Required task:
Restate the full set of records exactly, word for word.

Record excerpts:
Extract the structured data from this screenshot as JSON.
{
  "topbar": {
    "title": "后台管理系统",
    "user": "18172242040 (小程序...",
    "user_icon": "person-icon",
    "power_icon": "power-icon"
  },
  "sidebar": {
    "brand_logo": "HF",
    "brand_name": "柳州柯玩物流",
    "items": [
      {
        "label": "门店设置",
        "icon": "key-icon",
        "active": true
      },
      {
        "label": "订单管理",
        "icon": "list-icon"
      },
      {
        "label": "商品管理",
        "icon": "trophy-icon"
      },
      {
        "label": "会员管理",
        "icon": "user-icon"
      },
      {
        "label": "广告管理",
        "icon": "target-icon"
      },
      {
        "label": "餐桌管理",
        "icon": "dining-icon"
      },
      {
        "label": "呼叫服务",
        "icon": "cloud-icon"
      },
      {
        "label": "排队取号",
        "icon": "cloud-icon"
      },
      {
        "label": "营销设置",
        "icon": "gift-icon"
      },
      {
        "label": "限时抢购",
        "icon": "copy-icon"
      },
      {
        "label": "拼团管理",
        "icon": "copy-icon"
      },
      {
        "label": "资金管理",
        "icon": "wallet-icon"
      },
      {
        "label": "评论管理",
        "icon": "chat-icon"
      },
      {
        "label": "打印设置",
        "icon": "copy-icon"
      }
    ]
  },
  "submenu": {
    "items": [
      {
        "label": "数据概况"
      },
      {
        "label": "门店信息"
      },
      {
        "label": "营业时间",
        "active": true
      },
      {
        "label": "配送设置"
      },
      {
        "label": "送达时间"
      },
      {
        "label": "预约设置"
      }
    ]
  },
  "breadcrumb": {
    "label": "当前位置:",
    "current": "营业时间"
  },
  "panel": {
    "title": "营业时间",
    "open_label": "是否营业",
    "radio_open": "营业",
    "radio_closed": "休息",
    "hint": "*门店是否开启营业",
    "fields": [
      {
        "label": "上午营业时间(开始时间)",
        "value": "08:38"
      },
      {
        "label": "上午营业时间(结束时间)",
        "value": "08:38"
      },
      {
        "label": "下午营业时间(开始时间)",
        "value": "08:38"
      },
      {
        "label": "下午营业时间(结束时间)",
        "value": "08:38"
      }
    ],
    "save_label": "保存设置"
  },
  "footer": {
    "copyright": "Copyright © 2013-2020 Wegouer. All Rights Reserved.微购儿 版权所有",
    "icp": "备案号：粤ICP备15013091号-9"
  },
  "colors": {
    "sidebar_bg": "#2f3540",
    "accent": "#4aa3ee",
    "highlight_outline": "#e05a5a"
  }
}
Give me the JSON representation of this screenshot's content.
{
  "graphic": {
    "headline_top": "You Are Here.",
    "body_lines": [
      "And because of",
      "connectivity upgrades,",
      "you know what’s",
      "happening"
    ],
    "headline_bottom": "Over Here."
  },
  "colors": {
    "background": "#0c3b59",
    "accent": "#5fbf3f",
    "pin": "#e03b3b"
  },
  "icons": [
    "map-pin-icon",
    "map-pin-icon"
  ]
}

Exercise output:
Extract the structured data from this screenshot as JSON.
{
  "topbar": {
    "title": "后台管理系统",
    "user": "18172242040 (小程序...",
    "user_icon": "person-icon",
    "power_icon": "power-icon"
  },
  "sidebar": {
    "brand_logo": "HF",
    "brand_name": "柳州柯玩物流",
    "items": [
      {
        "label": "门店设置",
        "icon": "key-icon",
        "active": true
      },
      {
        "label": "订单管理",
        "icon": "list-icon"
      },
      {
        "label": "商品管理",
        "icon": "trophy-icon"
      },
      {
        "label": "会员管理",
        "icon": "user-icon"
      },
      {
        "label": "广告管理",
        "icon": "target-icon"
      },
      {
        "label": "餐桌管理",
        "icon": "dining-icon"
      },
      {
        "label": "呼叫服务",
        "icon": "cloud-icon"
      },
      {
        "label": "排队取号",
        "icon": "cloud-icon"
      },
      {
        "label": "营销设置",
        "icon": "gift-icon"
      },
      {
        "label": "限时抢购",
        "icon": "copy-icon"
      },
      {
        "label": "拼团管理",
        "icon": "copy-icon"
      },
      {
        "label": "资金管理",
        "icon": "wallet-icon"
      },
      {
        "label": "评论管理",
        "icon": "chat-icon"
      },
      {
        "label": "打印设置",
        "icon": "copy-icon"
      }
    ]
  },
  "submenu": {
    "items": [
      {
        "label": "数据概况"
      },
      {
        "label": "门店信息"
      },
      {
        "label": "营业时间",
        "active": true
      },
      {
        "label": "配送设置"
      },
      {
        "label": "送达时间"
      },
      {
        "label": "预约设置"
      }
    ]
  },
  "breadcrumb": {
    "label": "当前位置:",
    "current": "营业时间"
  },
  "panel": {
    "title": "营业时间",
    "open_label": "是否营业",
    "radio_open": "营业",
    "radio_closed": "休息",
    "hint": "*门店是否开启营业",
    "fields": [
      {
        "label": "上午营业时间(开始时间)",
        "value": "08:38"
      },
      {
        "label": "上午营业时间(结束时间)",
        "value": "08:38"
      },
      {
        "label": "下午营业时间(开始时间)",
        "value": "08:38"
      },
      {
        "label": "下午营业时间(结束时间)",
        "value": "08:38"
      }
    ],
    "save_label": "保存设置"
  },
  "footer": {
    "copyright": "Copyright © 2013-2020 Wegouer. All Rights Reserved.微购儿 版权所有",
    "icp": "备案号：粤ICP备15013091号-9"
  },
  "colors": {
    "sidebar_bg": "#2f3540",
    "accent": "#4aa3ee",
    "highlight_outline": "#e05a5a"
  }
}
Give me the JSON representation of this screenshot's content.
{
  "graphic": {
    "headline_top": "You Are Here.",
    "body_lines": [
      "And because of",
      "connectivity upgrades,",
      "you know what’s",
      "happening"
    ],
    "headline_bottom": "Over Here."
  },
  "colors": {
    "background": "#0c3b59",
    "accent": "#5fbf3f",
    "pin": "#e03b3b"
  },
  "icons": [
    "map-pin-icon",
    "map-pin-icon"
  ]
}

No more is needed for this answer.